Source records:
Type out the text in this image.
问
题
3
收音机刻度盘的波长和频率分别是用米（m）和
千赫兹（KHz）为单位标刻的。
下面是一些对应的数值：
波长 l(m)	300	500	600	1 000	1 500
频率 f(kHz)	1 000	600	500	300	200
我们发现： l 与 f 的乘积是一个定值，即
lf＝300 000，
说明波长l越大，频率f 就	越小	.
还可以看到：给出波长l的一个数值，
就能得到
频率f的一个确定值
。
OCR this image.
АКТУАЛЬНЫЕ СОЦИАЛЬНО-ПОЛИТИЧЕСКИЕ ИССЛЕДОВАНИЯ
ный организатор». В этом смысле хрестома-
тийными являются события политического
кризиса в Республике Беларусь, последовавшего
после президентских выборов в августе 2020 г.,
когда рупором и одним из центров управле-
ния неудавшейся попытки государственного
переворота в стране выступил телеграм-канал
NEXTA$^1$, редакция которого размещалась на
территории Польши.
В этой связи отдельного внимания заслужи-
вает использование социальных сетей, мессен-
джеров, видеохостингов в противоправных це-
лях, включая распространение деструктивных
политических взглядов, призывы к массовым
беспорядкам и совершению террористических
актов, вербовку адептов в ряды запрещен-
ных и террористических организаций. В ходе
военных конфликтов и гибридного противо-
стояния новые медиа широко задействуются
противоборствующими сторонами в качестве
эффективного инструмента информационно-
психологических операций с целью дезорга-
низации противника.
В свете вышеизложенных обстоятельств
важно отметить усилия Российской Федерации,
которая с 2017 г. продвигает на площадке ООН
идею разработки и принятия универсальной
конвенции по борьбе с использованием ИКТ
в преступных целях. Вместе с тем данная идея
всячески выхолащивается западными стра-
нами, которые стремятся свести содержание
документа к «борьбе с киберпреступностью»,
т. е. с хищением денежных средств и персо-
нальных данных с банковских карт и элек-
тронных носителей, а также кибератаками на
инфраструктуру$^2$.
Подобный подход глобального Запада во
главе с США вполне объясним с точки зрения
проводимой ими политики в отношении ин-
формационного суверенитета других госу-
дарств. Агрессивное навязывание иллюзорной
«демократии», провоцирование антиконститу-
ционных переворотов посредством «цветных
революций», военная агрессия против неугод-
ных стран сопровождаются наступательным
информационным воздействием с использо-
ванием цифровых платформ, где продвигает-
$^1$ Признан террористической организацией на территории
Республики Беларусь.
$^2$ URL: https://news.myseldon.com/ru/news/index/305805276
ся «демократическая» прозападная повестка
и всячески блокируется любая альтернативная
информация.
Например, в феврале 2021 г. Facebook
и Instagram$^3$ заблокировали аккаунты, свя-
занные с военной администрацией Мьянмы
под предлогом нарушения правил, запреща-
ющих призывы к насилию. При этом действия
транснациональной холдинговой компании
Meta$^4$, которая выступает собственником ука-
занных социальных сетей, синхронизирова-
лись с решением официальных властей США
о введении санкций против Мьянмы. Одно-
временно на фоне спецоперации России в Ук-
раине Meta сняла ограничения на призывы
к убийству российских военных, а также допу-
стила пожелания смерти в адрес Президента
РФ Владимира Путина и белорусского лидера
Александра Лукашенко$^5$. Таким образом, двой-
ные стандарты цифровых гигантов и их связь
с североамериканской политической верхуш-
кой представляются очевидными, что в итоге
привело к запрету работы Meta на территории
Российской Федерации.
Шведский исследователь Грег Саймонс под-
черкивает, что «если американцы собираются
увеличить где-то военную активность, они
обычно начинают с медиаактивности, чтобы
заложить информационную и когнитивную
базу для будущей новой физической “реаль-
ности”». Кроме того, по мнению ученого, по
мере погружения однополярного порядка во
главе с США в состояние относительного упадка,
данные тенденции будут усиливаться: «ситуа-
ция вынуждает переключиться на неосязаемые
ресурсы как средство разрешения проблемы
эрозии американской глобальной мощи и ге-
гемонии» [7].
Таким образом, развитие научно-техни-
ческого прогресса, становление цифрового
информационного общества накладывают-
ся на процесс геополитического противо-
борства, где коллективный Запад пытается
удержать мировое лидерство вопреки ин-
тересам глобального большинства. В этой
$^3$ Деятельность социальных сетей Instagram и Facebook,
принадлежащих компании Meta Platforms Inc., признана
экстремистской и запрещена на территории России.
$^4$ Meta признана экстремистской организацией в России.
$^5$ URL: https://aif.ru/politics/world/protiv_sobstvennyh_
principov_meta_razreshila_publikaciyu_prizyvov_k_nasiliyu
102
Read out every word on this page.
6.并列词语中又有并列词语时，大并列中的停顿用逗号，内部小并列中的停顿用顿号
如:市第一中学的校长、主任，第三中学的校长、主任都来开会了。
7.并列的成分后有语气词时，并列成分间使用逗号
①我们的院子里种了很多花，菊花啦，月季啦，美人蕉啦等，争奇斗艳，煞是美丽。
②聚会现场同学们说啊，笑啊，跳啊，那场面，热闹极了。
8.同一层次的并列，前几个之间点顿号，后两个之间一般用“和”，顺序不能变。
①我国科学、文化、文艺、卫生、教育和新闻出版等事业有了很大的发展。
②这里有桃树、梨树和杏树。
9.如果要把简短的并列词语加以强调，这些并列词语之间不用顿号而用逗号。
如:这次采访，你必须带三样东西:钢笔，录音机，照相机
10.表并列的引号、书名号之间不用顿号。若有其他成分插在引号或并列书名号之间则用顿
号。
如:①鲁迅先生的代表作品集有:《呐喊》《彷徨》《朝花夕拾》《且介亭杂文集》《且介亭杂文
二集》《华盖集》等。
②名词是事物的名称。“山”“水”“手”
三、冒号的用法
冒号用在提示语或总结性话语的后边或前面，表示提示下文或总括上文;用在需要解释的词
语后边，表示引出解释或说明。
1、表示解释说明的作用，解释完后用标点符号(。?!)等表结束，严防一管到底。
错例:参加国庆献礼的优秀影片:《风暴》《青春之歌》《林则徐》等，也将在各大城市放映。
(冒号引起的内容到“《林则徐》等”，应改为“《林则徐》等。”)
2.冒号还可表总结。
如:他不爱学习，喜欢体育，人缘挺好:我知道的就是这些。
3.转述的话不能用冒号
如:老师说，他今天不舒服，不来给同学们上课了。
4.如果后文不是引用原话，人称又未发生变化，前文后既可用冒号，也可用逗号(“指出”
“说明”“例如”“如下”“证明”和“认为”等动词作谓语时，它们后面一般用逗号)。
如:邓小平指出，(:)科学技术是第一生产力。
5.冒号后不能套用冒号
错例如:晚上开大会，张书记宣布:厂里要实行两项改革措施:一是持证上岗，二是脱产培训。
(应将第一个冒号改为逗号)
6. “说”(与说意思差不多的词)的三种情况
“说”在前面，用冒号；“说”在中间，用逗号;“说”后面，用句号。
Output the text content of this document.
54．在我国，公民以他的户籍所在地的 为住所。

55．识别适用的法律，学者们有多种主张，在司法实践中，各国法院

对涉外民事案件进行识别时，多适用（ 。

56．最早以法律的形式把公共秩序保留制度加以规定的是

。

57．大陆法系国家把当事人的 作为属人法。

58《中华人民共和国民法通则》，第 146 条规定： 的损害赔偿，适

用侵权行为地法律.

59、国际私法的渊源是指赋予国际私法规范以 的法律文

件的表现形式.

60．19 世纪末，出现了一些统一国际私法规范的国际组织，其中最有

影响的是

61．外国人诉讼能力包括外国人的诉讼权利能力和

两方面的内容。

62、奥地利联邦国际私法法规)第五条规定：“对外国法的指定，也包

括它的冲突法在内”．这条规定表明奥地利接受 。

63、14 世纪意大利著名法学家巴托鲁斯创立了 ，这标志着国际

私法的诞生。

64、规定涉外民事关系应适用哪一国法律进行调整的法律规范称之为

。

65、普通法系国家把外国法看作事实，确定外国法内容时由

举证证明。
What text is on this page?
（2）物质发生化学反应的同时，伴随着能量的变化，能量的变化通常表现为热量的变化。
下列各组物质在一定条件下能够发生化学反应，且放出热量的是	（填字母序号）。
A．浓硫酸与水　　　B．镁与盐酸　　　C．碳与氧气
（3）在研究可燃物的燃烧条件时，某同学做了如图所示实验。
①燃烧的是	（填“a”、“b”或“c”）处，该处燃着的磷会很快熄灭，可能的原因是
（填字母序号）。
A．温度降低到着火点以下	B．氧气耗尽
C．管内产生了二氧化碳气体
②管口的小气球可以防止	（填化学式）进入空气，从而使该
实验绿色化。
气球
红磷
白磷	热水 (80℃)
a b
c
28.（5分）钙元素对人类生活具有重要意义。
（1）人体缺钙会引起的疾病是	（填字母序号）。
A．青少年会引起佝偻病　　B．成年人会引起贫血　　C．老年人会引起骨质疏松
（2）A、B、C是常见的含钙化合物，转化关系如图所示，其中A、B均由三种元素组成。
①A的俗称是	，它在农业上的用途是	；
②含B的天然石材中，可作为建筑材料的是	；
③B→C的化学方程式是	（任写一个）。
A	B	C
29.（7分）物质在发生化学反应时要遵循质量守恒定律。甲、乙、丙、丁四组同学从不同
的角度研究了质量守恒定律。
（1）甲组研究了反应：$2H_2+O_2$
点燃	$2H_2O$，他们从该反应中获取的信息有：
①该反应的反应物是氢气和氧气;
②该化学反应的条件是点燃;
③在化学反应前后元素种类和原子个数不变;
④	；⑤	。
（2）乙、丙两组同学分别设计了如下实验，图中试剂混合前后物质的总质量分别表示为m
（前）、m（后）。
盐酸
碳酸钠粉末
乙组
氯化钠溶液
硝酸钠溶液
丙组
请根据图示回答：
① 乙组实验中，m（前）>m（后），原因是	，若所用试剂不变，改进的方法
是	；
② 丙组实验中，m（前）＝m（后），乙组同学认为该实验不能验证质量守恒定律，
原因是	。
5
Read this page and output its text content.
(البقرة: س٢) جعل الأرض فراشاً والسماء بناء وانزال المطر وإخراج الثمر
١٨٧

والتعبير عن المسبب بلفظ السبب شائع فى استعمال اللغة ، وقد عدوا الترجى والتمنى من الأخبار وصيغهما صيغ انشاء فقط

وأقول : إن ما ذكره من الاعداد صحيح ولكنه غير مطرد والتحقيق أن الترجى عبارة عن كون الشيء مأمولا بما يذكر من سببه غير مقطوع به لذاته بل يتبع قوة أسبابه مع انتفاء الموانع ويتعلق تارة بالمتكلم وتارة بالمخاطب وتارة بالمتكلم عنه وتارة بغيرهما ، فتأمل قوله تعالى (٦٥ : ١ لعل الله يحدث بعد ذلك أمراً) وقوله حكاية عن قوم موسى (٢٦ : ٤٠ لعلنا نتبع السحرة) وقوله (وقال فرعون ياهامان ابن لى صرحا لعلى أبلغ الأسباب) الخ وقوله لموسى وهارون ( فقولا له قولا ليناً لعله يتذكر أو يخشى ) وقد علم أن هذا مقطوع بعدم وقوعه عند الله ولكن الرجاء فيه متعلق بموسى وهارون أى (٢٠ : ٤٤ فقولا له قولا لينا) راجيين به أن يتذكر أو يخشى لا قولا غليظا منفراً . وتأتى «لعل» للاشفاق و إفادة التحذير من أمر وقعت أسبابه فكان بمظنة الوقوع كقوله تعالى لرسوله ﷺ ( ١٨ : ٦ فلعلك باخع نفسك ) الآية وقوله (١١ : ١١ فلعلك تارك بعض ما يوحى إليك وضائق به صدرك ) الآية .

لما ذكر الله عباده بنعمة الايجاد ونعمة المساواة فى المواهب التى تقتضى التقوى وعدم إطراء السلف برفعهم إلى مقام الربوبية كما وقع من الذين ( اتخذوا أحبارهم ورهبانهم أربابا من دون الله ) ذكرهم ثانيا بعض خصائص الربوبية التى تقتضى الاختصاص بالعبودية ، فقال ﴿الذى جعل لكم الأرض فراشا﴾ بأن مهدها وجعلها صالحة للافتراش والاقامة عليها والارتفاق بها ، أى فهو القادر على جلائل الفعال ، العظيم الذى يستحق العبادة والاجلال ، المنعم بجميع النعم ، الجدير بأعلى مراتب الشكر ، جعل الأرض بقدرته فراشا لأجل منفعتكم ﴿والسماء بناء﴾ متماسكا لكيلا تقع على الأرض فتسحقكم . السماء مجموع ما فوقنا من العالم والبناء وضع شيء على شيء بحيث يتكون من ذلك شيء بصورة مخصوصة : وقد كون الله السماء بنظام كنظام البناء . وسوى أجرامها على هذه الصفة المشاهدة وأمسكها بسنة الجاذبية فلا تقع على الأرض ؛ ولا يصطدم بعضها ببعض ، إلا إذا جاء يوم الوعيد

Your task:
From the data above, show each line that contains "text".

Finished answer:
Type out the text in this image.
Output the text content of this document.
What text is on this page?
Read this page and output its text content.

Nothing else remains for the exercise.